▶ **Requirement**
State how many lines in these records contain the word "sapiens", and nothing else.

· · · · ·

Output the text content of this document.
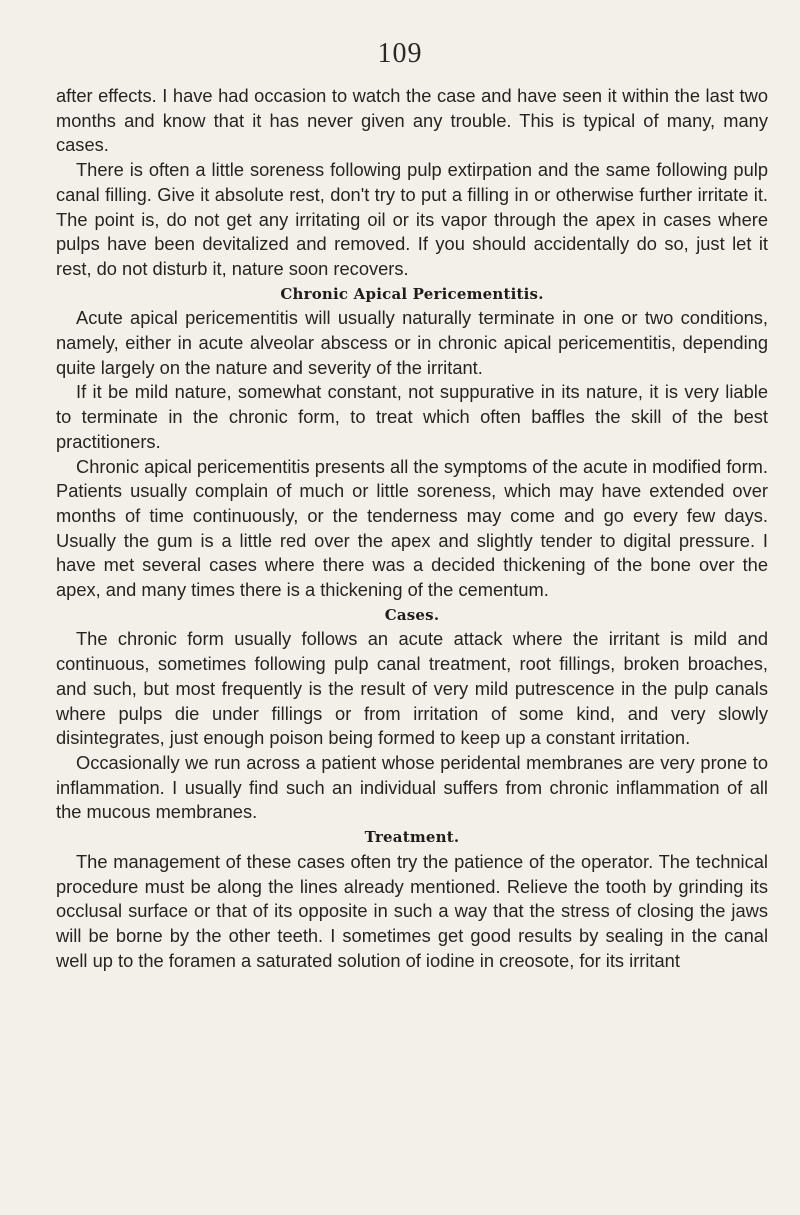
109

after effects. I have had occasion to watch the case and have seen it within the last two months and know that it has never given any trouble. This is typical of many, many cases.

There is often a little soreness following pulp extirpation and the same following pulp canal filling. Give it absolute rest, don't try to put a filling in or otherwise further irritate it. The point is, do not get any irritating oil or its vapor through the apex in cases where pulps have been devitalized and removed. If you should accidentally do so, just let it rest, do not disturb it, nature soon recovers.

Chronic Apical Pericementitis.

Acute apical pericementitis will usually naturally terminate in one or two conditions, namely, either in acute alveolar abscess or in chronic apical pericementitis, depending quite largely on the nature and severity of the irritant.

If it be mild nature, somewhat constant, not suppurative in its nature, it is very liable to terminate in the chronic form, to treat which often baffles the skill of the best practitioners.

Chronic apical pericementitis presents all the symptoms of the acute in modified form. Patients usually complain of much or little soreness, which may have extended over months of time continuously, or the tenderness may come and go every few days. Usually the gum is a little red over the apex and slightly tender to digital pressure. I have met several cases where there was a decided thickening of the bone over the apex, and many times there is a thickening of the cementum.

Cases.

The chronic form usually follows an acute attack where the irritant is mild and continuous, sometimes following pulp canal treatment, root fillings, broken broaches, and such, but most frequently is the result of very mild putrescence in the pulp canals where pulps die under fillings or from irritation of some kind, and very slowly disintegrates, just enough poison being formed to keep up a constant irritation.

Occasionally we run across a patient whose peridental membranes are very prone to inflammation. I usually find such an individual suffers from chronic inflammation of all the mucous membranes.

Treatment.

The management of these cases often try the patience of the operator. The technical procedure must be along the lines already mentioned. Relieve the tooth by grinding its occlusal surface or that of its opposite in such a way that the stress of closing the jaws will be borne by the other teeth. I sometimes get good results by sealing in the canal well up to the foramen a saturated solution of iodine in creosote, for its irritant
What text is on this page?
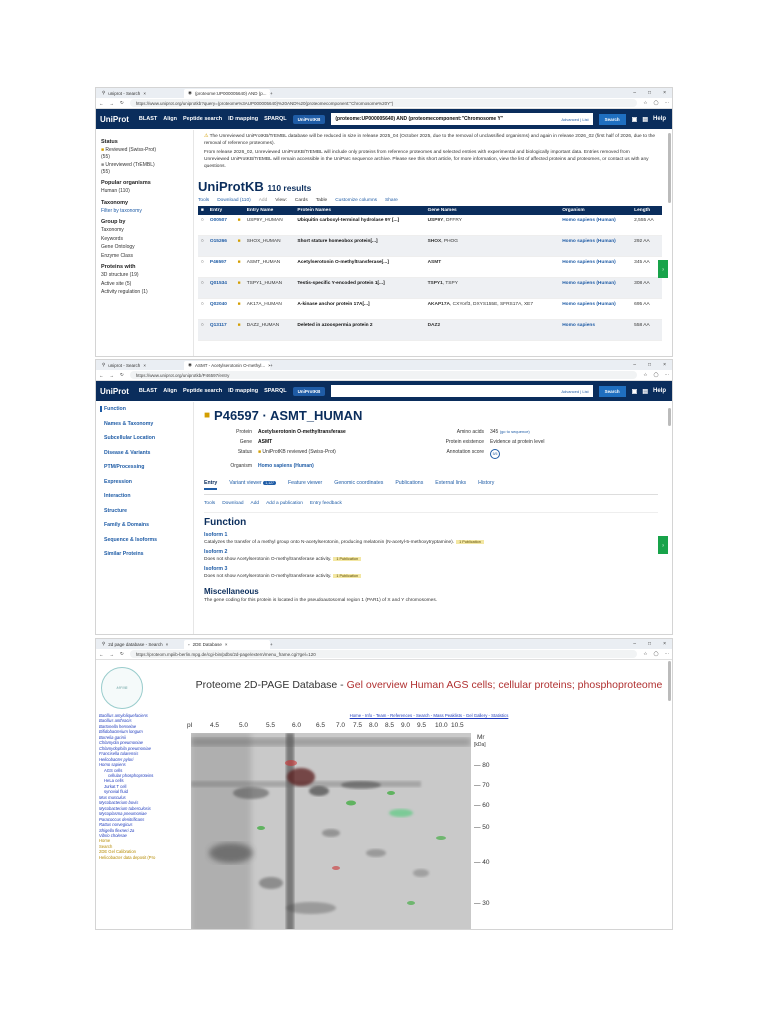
⚲ uniprot - Search ×	◉ (proteome:UP000005640) AND (p... +	– □ ×
← → ↻	https://www.uniprot.org/uniprotkb?query=(proteome%3AUP000005640)%20AND%20(proteomecomponent:"Chromosome%20Y")	☆ ◯ ⋯
UniProt BLAST Align Peptide search ID mapping SPARQL	UniProtKB	(proteome:UP000005640) AND (proteomecomponent:"Chromosome Y"	Advanced | List	Search	▣ ▤ Help
Status
■ Reviewed (Swiss-Prot)
(55)
■ Unreviewed (TrEMBL)
(55)
Popular organisms
Human (110)
Taxonomy
Filter by taxonomy
Group by
Taxonomy
Keywords
Gene Ontology
Enzyme Class
Proteins with
3D structure (19)
Active site (5)
Activity regulation (1)
⚠ The Unreviewed UniProtKB/TrEMBL database will be reduced in size in release 2025_04 (October 2025, due to the removal of unclassified organisms) and again in release 2026_02 (first half of 2026, due to the removal of reference proteomes).
From release 2026_02, Unreviewed UniProtKB/TrEMBL will include only proteins from reference proteomes and selected entries with experimental and biologically important data. Entries removed from Unreviewed UniProtKB/TrEMBL will remain accessible in the UniParc sequence archive. Please see this short article, for more information, view the list of affected proteins and proteomes, or contact us with any questions.
UniProtKB 110 results
Tools Download (110) Add View: Cards Table Customize columns Share
■	Entry		Entry Name	Protein Names	Gene Names	Organism	Length
○	O00507	■	USP9Y_HUMAN	Ubiquitin carboxyl-terminal hydrolase 9Y [...]	USP9Y, DFFRY	Homo sapiens (Human)	2,555 AA
○	O15266	■	SHOX_HUMAN	Short stature homeobox protein[...]	SHOX, PHOG	Homo sapiens (Human)	292 AA
○	P46597	■	ASMT_HUMAN	Acetylserotonin O-methyltransferase[...]	ASMT	Homo sapiens (Human)	345 AA
○	Q01534	■	TSPY1_HUMAN	Testis-specific Y-encoded protein 1[...]	TSPY1, TSPY	Homo sapiens (Human)	308 AA
○	Q02040	■	AK17A_HUMAN	A-kinase anchor protein 17A[...]	AKAP17A, CXYorf3, DXYS155E, SFRS17A, XE7	Homo sapiens (Human)	695 AA
○	Q13117	■	DAZ2_HUMAN	Deleted in azoospermia protein 2	DAZ2	Homo sapiens	558 AA
?
⚲ uniprot - Search ×	◉ ASMT - Acetylserotonin O-methyl... +	– □ ×
← → ↻	https://www.uniprot.org/uniprotkb/P46597/entry	☆ ◯ ⋯
UniProt BLAST Align Peptide search ID mapping SPARQL	UniProtKB	Advanced | List	Search	▣ ▤ Help
Function
Names & Taxonomy
Subcellular Location
Disease & Variants
PTM/Processing
Expression
Interaction
Structure
Family & Domains
Sequence & Isoforms
Similar Proteins
■ P46597 · ASMT_HUMAN
Protein Acetylserotonin O-methyltransferase	Amino acids 345 (go to sequence)
Gene ASMT	Protein existence Evidence at protein level
Status ■ UniProtKB reviewed (Swiss-Prot)	Annotation score	5/5
Organism Homo sapiens (Human)
Entry Variant viewer 1,127	Feature viewer Genomic coordinates Publications External links History
Tools Download Add Add a publication Entry feedback
Function
Isoform 1

Catalyzes the transfer of a methyl group onto N-acetylserotonin, producing melatonin (N-acetyl-5-methoxytryptamine). 1 Publication

Isoform 2

Does not show Acetylserotonin O-methyltransferase activity. 1 Publication

Isoform 3

Does not show Acetylserotonin O-methyltransferase activity. 1 Publication

Miscellaneous

The gene coding for this protein is located in the pseudoautosomal region 1 (PAR1) of X and Y chromosomes.

?
⚲ 2d page database - Search ×	▫ 2DE Database ×	+	– □ ×
← → ↻	https://proteom.mpiib-berlin.mpg.de/cgi-bin/pdbs/2d-page/extern/menu_frame.cgi?gel=120	☆ ◯ ⋯
MPIIB
Bacillus amyloliquefaciens
Bacillus anthracis
Bartonella henselae
Bifidobacterium longum
Borrelia garinii
Chlamydia pneumoniae
Chlamydophila pneumoniae
Francisella tularensis
Helicobacter pylori
Homo sapiens
AGS cells
cellular phosphoproteins
HeLa cells
Jurkat T cell
synovial fluid
Mus musculus
Mycobacterium bovis
Mycobacterium tuberculosis
Mycoplasma pneumoniae
Paracoccus denitrificans
Rattus norvegicus
Shigella flexneri 2a
Vibrio cholerae
Home
Search
2DE Gel Calibration
Helicobacter data deposit (Pro
Proteome 2D-PAGE Database - Gel overview Human AGS cells; cellular proteins; phosphoproteome
Home - Info - Team - References - Search - Mass Peaklists - Gel Gallery - Statistics
pI	4.5	5.0	5.5	6.0 6.5 7.0 7.5 8.0 8.5 9.0 9.5 10.0 10.5
Mr
[kDa]
— 80
— 70
— 60
— 50
— 40
— 30
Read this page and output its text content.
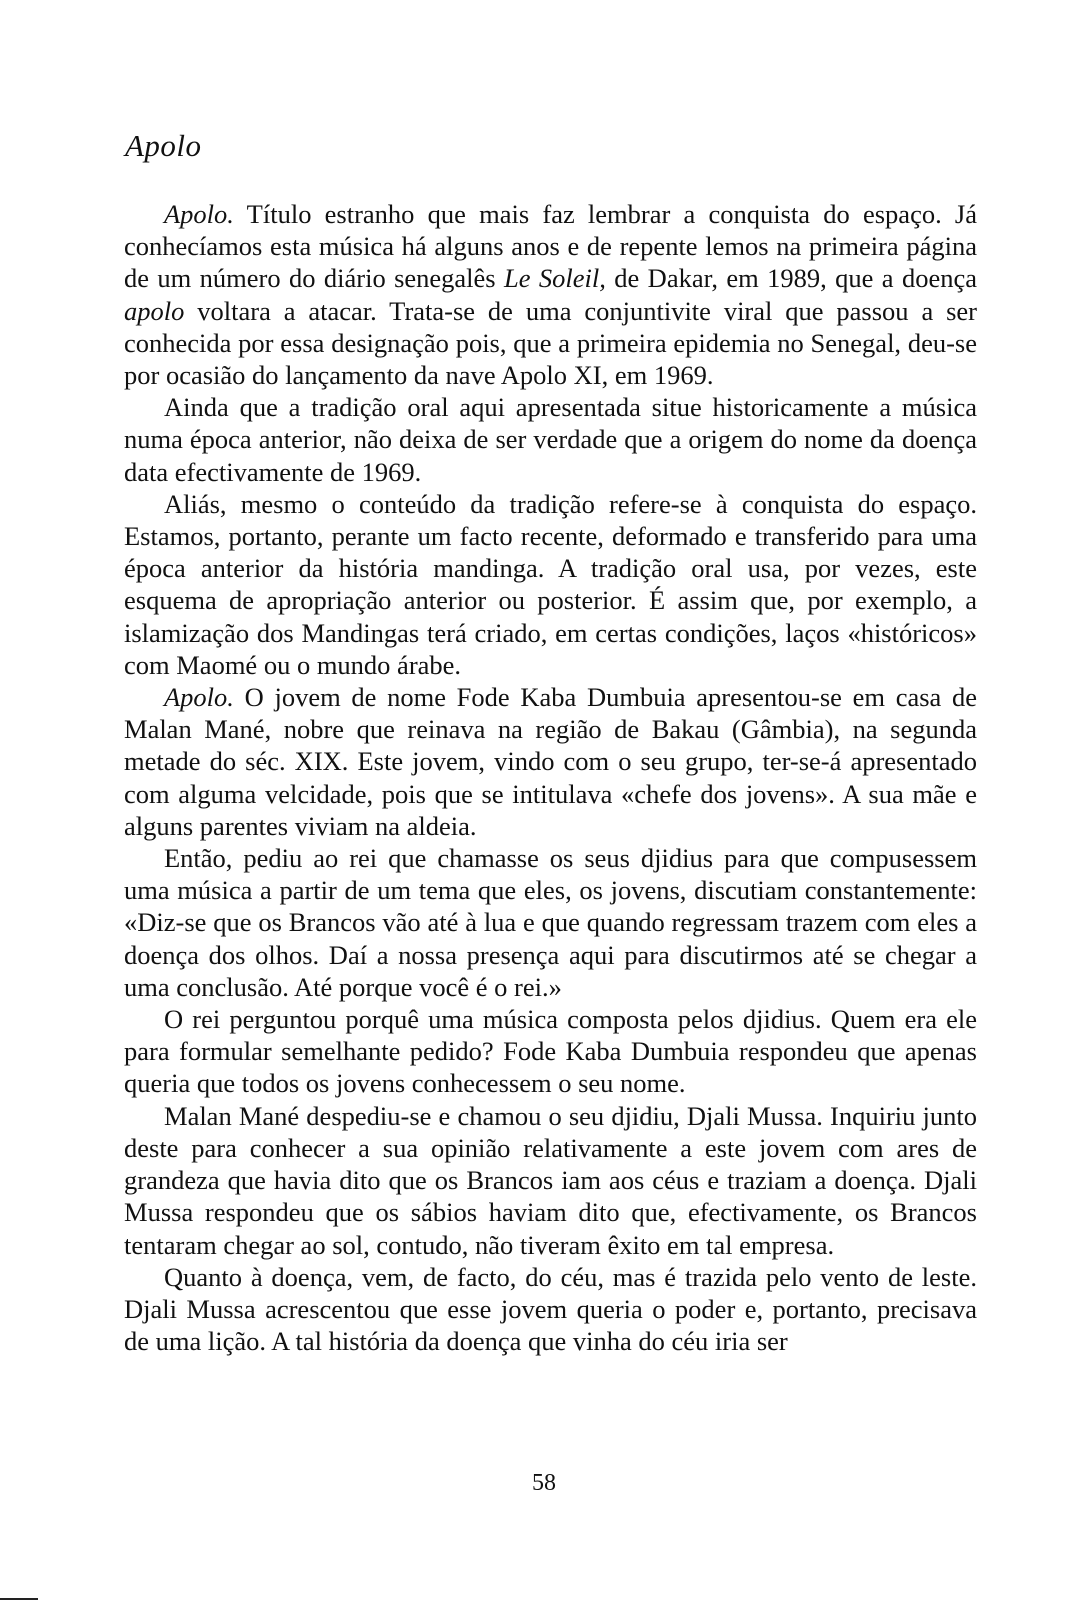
Apolo

Apolo. Título estranho que mais faz lembrar a conquista do espaço. Já conhecíamos esta música há alguns anos e de repente lemos na primeira página de um número do diário senegalês Le Soleil, de Dakar, em 1989, que a doença apolo voltara a atacar. Trata-se de uma conjuntivite viral que passou a ser conhecida por essa designação pois, que a primeira epidemia no Senegal, deu-se por ocasião do lançamento da nave Apolo XI, em 1969.

Ainda que a tradição oral aqui apresentada situe historicamente a música numa época anterior, não deixa de ser verdade que a origem do nome da doença data efectivamente de 1969.

Aliás, mesmo o conteúdo da tradição refere-se à conquista do espaço. Estamos, portanto, perante um facto recente, deformado e transferido para uma época anterior da história mandinga. A tradição oral usa, por vezes, este esquema de apropriação anterior ou posterior. É assim que, por exemplo, a islamização dos Mandingas terá criado, em certas condições, laços «históricos» com Maomé ou o mundo árabe.

Apolo. O jovem de nome Fode Kaba Dumbuia apresentou-se em casa de Malan Mané, nobre que reinava na região de Bakau (Gâmbia), na segunda metade do séc. XIX. Este jovem, vindo com o seu grupo, ter-se-á apresentado com alguma velcidade, pois que se intitulava «chefe dos jovens». A sua mãe e alguns parentes viviam na aldeia.

Então, pediu ao rei que chamasse os seus djidius para que compusessem uma música a partir de um tema que eles, os jovens, discutiam constantemente: «Diz-se que os Brancos vão até à lua e que quando regressam trazem com eles a doença dos olhos. Daí a nossa presença aqui para discutirmos até se chegar a uma conclusão. Até porque você é o rei.»

O rei perguntou porquê uma música composta pelos djidius. Quem era ele para formular semelhante pedido? Fode Kaba Dumbuia respondeu que apenas queria que todos os jovens conhecessem o seu nome.

Malan Mané despediu-se e chamou o seu djidiu, Djali Mussa. Inquiriu junto deste para conhecer a sua opinião relativamente a este jovem com ares de grandeza que havia dito que os Brancos iam aos céus e traziam a doença. Djali Mussa respondeu que os sábios haviam dito que, efectivamente, os Brancos tentaram chegar ao sol, contudo, não tiveram êxito em tal empresa.

Quanto à doença, vem, de facto, do céu, mas é trazida pelo vento de leste. Djali Mussa acrescentou que esse jovem queria o poder e, portanto, precisava de uma lição. A tal história da doença que vinha do céu iria ser

58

· · · · ·

▶ **Task output**
8